▶ Directive: Write the data out again, character for character, with no images.

▶ Stored entries:
-- start --

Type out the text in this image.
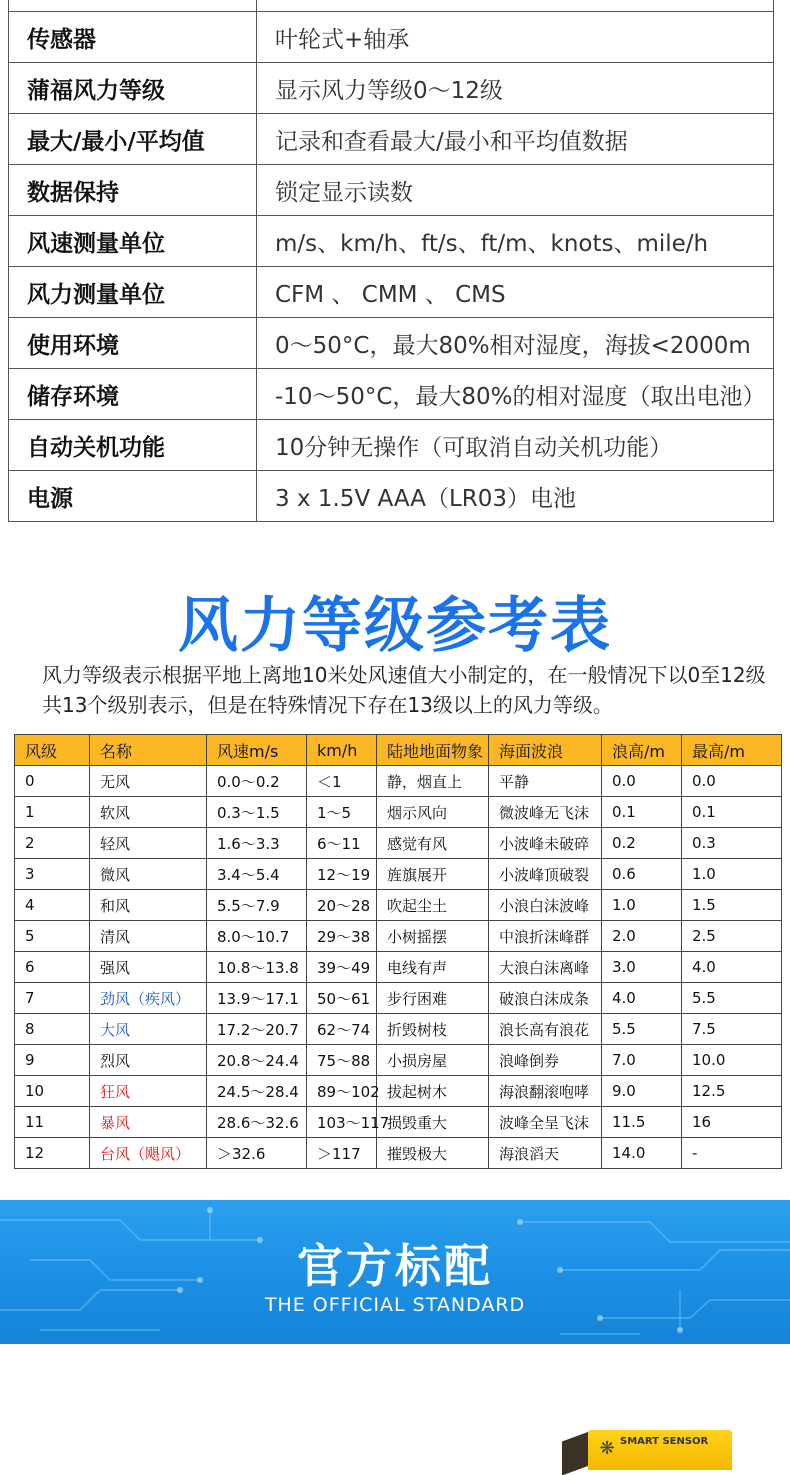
传感器	叶轮式+轴承
蒲福风力等级	显示风力等级0～12级
最大/最小/平均值	记录和查看最大/最小和平均值数据
数据保持	锁定显示读数
风速测量单位	m/s、km/h、ft/s、ft/m、knots、mile/h
风力测量单位	CFM 、 CMM 、 CMS
使用环境	0～50°C，最大80%相对湿度，海拔<2000m
储存环境	-10～50°C，最大80%的相对湿度（取出电池）
自动关机功能	10分钟无操作（可取消自动关机功能）
电源	3 x 1.5V AAA（LR03）电池
风力等级参考表
风力等级表示根据平地上离地10米处风速值大小制定的，在一般情况下以0至12级共13个级别表示，但是在特殊情况下存在13级以上的风力等级。
风级	名称	风速m/s	km/h	陆地地面物象	海面波浪	浪高/m	最高/m
0	无风	0.0～0.2	＜1	静，烟直上	平静	0.0	0.0
1	软风	0.3～1.5	1～5	烟示风向	微波峰无飞沫	0.1	0.1
2	轻风	1.6～3.3	6～11	感觉有风	小波峰未破碎	0.2	0.3
3	微风	3.4～5.4	12～19	旌旗展开	小波峰顶破裂	0.6	1.0
4	和风	5.5～7.9	20～28	吹起尘土	小浪白沫波峰	1.0	1.5
5	清风	8.0～10.7	29～38	小树摇摆	中浪折沫峰群	2.0	2.5
6	强风	10.8～13.8	39～49	电线有声	大浪白沫离峰	3.0	4.0
7	劲风（疾风）	13.9～17.1	50～61	步行困难	破浪白沫成条	4.0	5.5
8	大风	17.2～20.7	62～74	折毁树枝	浪长高有浪花	5.5	7.5
9	烈风	20.8～24.4	75～88	小损房屋	浪峰倒券	7.0	10.0
10	狂风	24.5～28.4	89～102	拔起树木	海浪翻滚咆哮	9.0	12.5
11	暴风	28.6～32.6	103～117	损毁重大	波峰全呈飞沫	11.5	16
12	台风（飓风）	＞32.6	＞117	摧毁极大	海浪滔天	14.0	-
官方标配
THE OFFICIAL STANDARD
❋ SMART SENSOR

-- end --

▶ Solution for this task:
Type out the text in this image.
传感器	叶轮式+轴承
蒲福风力等级	显示风力等级0～12级
最大/最小/平均值	记录和查看最大/最小和平均值数据
数据保持	锁定显示读数
风速测量单位	m/s、km/h、ft/s、ft/m、knots、mile/h
风力测量单位	CFM 、 CMM 、 CMS
使用环境	0～50°C，最大80%相对湿度，海拔<2000m
储存环境	-10～50°C，最大80%的相对湿度（取出电池）
自动关机功能	10分钟无操作（可取消自动关机功能）
电源	3 x 1.5V AAA（LR03）电池
风力等级参考表
风力等级表示根据平地上离地10米处风速值大小制定的，在一般情况下以0至12级共13个级别表示，但是在特殊情况下存在13级以上的风力等级。
风级	名称	风速m/s	km/h	陆地地面物象	海面波浪	浪高/m	最高/m
0	无风	0.0～0.2	＜1	静，烟直上	平静	0.0	0.0
1	软风	0.3～1.5	1～5	烟示风向	微波峰无飞沫	0.1	0.1
2	轻风	1.6～3.3	6～11	感觉有风	小波峰未破碎	0.2	0.3
3	微风	3.4～5.4	12～19	旌旗展开	小波峰顶破裂	0.6	1.0
4	和风	5.5～7.9	20～28	吹起尘土	小浪白沫波峰	1.0	1.5
5	清风	8.0～10.7	29～38	小树摇摆	中浪折沫峰群	2.0	2.5
6	强风	10.8～13.8	39～49	电线有声	大浪白沫离峰	3.0	4.0
7	劲风（疾风）	13.9～17.1	50～61	步行困难	破浪白沫成条	4.0	5.5
8	大风	17.2～20.7	62～74	折毁树枝	浪长高有浪花	5.5	7.5
9	烈风	20.8～24.4	75～88	小损房屋	浪峰倒券	7.0	10.0
10	狂风	24.5～28.4	89～102	拔起树木	海浪翻滚咆哮	9.0	12.5
11	暴风	28.6～32.6	103～117	损毁重大	波峰全呈飞沫	11.5	16
12	台风（飓风）	＞32.6	＞117	摧毁极大	海浪滔天	14.0	-
官方标配
THE OFFICIAL STANDARD
❋ SMART SENSOR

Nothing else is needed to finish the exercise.